• _ARTICLE_
start

# quoting formula



## surfsk869 (May 15, 2007)

is there a set formula you guys use to come up with prices for tree removal. ie a certain price per each inch in diameter teh tree is, or something along those lines. thanks in advance


----------



## surfsk869 (May 15, 2007)

sarcasm = not helpful... but i appreciate the feeble attempt to brighten someone's day


----------



## treesquirrel (May 15, 2007)

*No formula but.....*

Most of my jobs I will quote based on the time I think it will take to get it done. I'll add fixed amounts per day for hauling and chipping if it is included in the scope of work based on number of trips to the dump and number of days we will have the chipper on site if requested. 

But essentially I estimate the time and multiply by my rate which I will not divuldge here.


----------



## Gate Keeper (May 24, 2007)

Removals range from $200 - $10,000


----------



## pbtree (May 25, 2007)

But sometimes sarcasm is fun!  

I figure what my time is worth - the more time the more the bid. If clean up in involved, I add the time and the fixed costs associated with that. :chainsawguy:


----------



## Timberhauler (May 25, 2007)

I figure the total amount of time spent on the job from start to finish..or at least as close as accurate as I can be.This would include travel and hauling time...If use all four of my guys on the job,a chipper and a skid loader I like to get $250 per hour..It goes down from there...Two guys and a chipper.150 an hour..On the average I try and get 200 an hour...It has taken me a while to get my time estimate accurate.


----------



## Husky137 (May 25, 2007)

Its pretty basic. you have to know what your rate needs to be to make the money you want and cover expenses, whether it be a daily rate or an hourly one and then multiply by how long you think the jon will take. It will take some time to get good at knowing how long a job will take.

Or you can do it treeco's way and remove all of the guesswork.


----------



## Ekka (May 25, 2007)

surfsk869 said:


> is there a set formula you guys use to come up with prices for tree removal.



I know that there's many companies large and small that use this outstanding, innovative and pioneering system.



It has been calibrated through years of knowledge.



It assesses the skills of key players such as climbers for the tree at hand.

end

• _SUPPLIED RECORDS_
start

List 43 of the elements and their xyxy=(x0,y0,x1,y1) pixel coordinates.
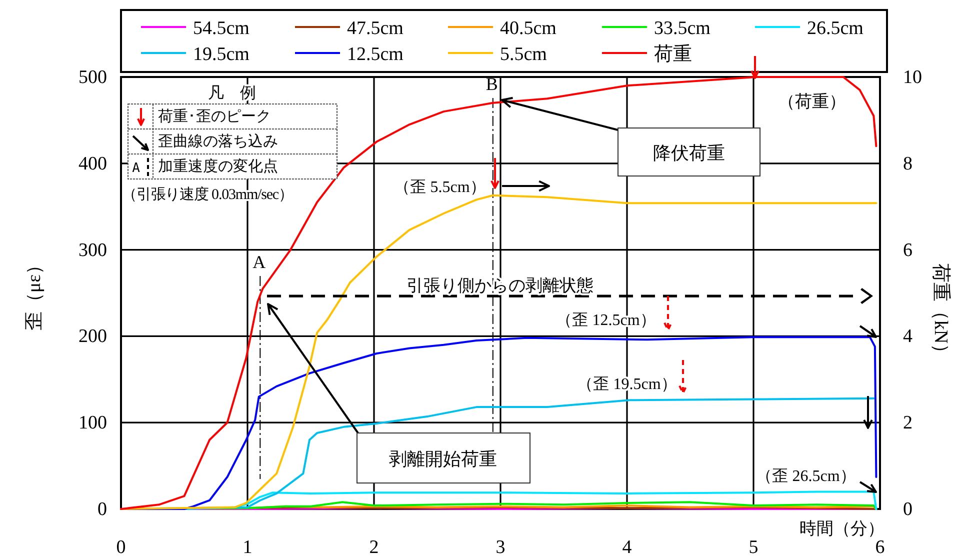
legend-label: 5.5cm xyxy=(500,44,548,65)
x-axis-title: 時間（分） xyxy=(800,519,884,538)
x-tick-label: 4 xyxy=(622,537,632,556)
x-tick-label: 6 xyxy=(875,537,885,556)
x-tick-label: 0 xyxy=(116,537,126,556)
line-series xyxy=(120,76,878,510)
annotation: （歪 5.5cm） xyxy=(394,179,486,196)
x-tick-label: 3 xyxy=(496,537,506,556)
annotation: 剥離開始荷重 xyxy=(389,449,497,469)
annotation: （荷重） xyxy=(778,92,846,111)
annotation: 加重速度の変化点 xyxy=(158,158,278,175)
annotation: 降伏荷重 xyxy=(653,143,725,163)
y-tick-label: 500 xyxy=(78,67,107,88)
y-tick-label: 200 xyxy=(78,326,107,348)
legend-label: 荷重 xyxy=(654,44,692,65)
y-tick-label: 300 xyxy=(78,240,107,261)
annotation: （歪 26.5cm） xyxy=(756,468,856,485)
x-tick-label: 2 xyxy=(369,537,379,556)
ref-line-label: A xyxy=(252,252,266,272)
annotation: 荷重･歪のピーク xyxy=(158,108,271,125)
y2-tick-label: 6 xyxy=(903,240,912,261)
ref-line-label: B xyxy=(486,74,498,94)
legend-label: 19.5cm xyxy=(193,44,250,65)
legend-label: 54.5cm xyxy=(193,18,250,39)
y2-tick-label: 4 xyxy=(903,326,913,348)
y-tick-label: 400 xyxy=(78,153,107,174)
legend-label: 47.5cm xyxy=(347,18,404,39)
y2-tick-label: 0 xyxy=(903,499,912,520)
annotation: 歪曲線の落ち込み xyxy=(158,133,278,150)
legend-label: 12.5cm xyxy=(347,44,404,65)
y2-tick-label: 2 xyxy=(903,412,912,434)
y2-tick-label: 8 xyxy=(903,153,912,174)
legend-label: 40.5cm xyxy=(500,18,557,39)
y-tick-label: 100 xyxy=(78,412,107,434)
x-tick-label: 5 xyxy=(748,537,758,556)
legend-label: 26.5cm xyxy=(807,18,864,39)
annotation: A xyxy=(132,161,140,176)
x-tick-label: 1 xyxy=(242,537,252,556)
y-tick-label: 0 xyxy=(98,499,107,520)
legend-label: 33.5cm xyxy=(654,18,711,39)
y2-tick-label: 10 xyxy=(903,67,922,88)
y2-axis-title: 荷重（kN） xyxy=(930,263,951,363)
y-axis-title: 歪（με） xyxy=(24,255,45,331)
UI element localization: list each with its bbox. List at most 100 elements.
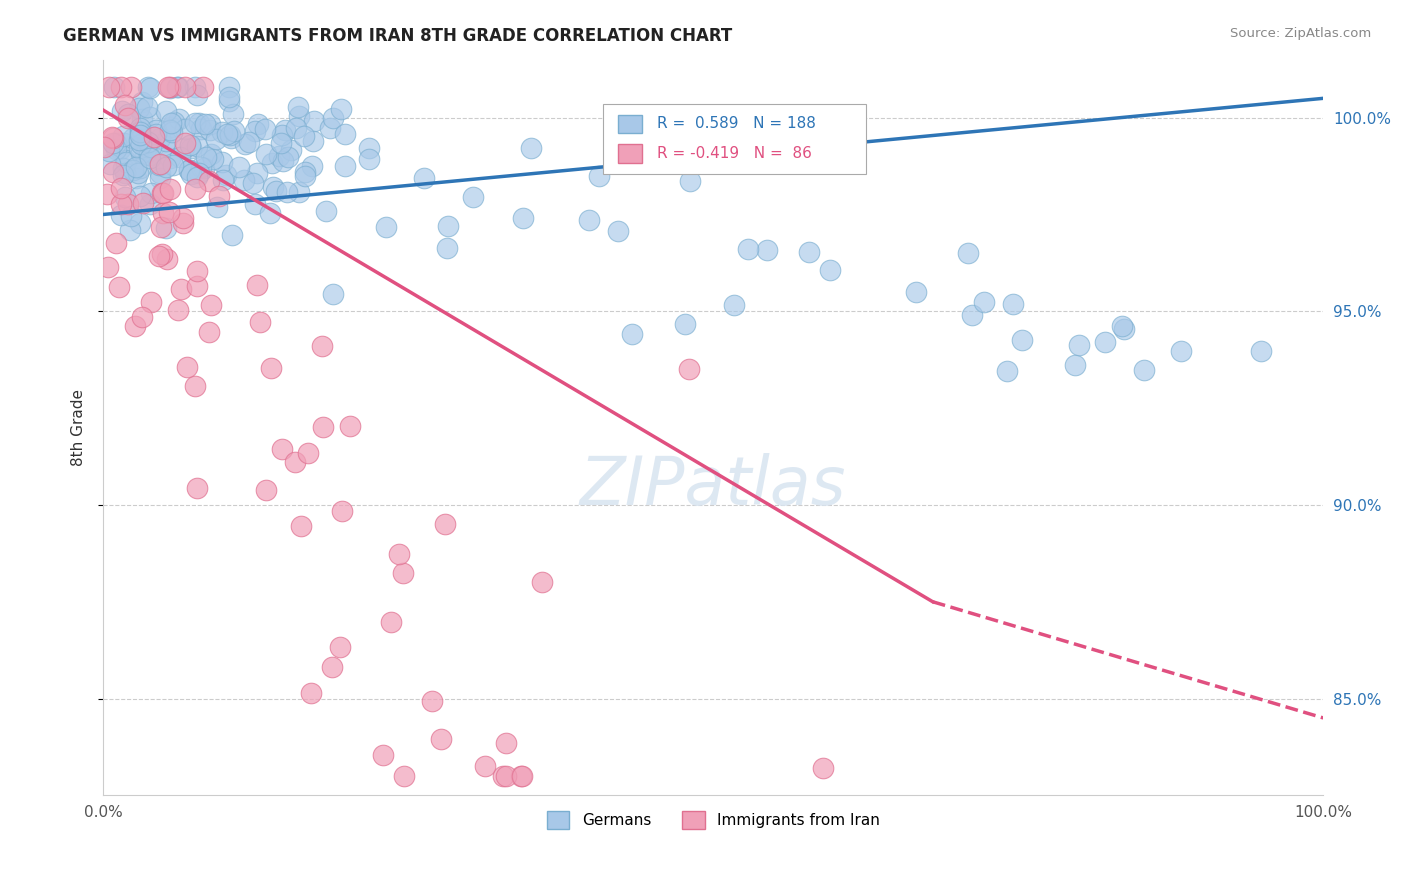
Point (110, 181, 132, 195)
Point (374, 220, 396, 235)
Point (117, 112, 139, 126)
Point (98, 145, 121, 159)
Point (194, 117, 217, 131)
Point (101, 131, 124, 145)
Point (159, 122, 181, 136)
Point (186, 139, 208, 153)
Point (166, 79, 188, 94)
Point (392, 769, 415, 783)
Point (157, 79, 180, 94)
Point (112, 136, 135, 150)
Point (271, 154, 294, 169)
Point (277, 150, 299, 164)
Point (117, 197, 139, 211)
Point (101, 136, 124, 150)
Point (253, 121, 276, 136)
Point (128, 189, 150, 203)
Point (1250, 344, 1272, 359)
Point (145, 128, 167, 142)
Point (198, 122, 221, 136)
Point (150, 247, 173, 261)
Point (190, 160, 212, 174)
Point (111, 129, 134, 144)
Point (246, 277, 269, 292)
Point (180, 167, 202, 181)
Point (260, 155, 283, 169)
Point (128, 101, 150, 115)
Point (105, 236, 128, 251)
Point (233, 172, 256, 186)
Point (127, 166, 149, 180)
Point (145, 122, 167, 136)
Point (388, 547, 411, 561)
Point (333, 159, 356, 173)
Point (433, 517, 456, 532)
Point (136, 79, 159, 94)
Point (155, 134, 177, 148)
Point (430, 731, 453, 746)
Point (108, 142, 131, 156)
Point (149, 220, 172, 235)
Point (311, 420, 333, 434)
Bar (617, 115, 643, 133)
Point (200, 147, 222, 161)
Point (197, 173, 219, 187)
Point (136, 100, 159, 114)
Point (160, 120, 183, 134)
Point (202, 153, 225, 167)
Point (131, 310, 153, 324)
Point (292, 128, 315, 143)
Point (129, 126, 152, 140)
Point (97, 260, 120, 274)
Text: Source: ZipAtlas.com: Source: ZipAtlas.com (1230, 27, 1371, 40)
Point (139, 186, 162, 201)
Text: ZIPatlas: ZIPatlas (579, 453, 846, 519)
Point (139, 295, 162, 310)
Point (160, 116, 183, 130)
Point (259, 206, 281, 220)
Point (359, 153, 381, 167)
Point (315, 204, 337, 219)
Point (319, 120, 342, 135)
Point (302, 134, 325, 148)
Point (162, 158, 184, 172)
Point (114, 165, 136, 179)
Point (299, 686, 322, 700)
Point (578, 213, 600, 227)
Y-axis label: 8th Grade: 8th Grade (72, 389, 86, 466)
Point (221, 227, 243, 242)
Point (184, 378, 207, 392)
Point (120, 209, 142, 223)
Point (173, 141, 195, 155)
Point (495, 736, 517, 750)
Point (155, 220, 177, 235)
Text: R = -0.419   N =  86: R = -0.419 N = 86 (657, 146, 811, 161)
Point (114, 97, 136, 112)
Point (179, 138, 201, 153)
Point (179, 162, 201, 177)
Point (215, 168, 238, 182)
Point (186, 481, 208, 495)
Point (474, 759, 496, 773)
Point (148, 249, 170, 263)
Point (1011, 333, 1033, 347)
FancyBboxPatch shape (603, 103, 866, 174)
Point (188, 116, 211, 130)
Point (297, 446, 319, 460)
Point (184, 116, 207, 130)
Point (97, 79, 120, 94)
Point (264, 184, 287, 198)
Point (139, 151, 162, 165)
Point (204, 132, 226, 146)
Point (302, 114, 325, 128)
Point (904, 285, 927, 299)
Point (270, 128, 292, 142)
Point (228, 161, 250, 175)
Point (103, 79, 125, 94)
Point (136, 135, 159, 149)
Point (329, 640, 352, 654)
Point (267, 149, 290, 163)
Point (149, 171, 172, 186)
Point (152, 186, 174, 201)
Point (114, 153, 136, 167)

end

• _WHAT IS ASKED_
[1] Which usernames posted in the tree removal quoting thread? List each one once.
[2] Can you turn the paragraph of the tree removal quoting thread that begins "I figure the total amount of time spent on the job" into a short bulleted list that keeps its main facts?
[3] Carry on the tree removal quoting thread from its final sentence, keeping to the same voice and subject.

• _RESULTS FOR THE EXERCISE_
[1] surfsk869, treesquirrel, Gate Keeper, pbtree, Timberhauler, Husky137, Ekka

[2]
- Estimates the total time on the job from start to finish, including travel and hauling time.
- With all four workers, a chipper and a skid loader, aims for $250 per hour.
- With two workers and a chipper, aims for $150 per hour.
- Averages about $200 per hour.
- Getting time estimates accurate has taken a while.

[3]
It is highly calculative of the machinery you possess.



It is even astutely accurate on hired equipment such as cranes, factoring in travel time isn't a dilemma with this clever system.



It is client focused, giving maximum bang for the buck.



It goes like this ......



"We'll beat any written bid". :hmm3grin2orange:


----------



## ASD (May 25, 2007)

Ekka said:


> I know that there's many companies large and small that use this outstanding, innovative and pioneering system.
> 
> 
> 
> ...


 BUT THAT TAKES ALL THE FUN OUT OF IT:biggrinbounce2:


----------



## ASD (May 25, 2007)

Husky137 said:


> Its pretty basic. you have to know what your rate needs to be to make the money you want and cover expenses, whether it be a daily rate or an hourly one and then multiply by how long you think the jon will take. It will take some time to get good at knowing how long a job will take.
> 
> Or you can do it treeco's way and remove all of the guesswork.



this is a good start but u also have to know what your computation would charge and what the market will bare as u do not want to leave to many $$ on the table!!! it all depends on the toys u have and how good u are with them ! most tree co's have about the same hr rate for labor so it comes down to how much faster your toys make you! if the co's u compete with will take all day to remove a tree and charge $1500 and u can do it in 4hr biggrinbounce2: ) u bid it at $1450 not $750


----------



## ponderosatree (May 25, 2007)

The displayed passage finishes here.